### Task objective:
Sift the material for lines containing "printer", and return them.
>>
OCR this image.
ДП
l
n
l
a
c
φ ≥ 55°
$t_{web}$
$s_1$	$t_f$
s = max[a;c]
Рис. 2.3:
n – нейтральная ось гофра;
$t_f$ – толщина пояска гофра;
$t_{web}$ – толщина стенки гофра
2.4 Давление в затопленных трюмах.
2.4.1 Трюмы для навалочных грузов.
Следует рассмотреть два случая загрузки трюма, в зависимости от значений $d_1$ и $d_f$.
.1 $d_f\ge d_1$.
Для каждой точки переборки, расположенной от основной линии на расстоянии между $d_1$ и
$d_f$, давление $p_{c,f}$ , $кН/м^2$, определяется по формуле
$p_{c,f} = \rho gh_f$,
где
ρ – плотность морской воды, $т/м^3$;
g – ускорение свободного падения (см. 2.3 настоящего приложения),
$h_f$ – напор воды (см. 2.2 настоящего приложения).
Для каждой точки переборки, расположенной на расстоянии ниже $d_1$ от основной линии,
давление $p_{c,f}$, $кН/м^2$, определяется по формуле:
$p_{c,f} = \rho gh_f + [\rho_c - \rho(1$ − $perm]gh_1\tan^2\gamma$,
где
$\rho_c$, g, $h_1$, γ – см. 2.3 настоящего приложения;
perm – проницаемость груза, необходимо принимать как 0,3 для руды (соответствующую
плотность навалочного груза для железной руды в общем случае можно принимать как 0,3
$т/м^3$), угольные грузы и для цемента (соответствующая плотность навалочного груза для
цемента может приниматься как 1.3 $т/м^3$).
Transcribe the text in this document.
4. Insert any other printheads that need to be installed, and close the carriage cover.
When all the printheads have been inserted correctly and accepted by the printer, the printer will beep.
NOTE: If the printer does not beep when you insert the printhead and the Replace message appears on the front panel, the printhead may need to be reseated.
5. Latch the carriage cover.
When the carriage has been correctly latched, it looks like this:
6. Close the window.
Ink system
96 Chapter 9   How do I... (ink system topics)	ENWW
<<
### The solution:
When all the printheads have been inserted correctly and accepted by the printer, the printer will beep.
NOTE: If the printer does not beep when you insert the printhead and the Replace message appears on the front panel, the printhead may need to be reseated.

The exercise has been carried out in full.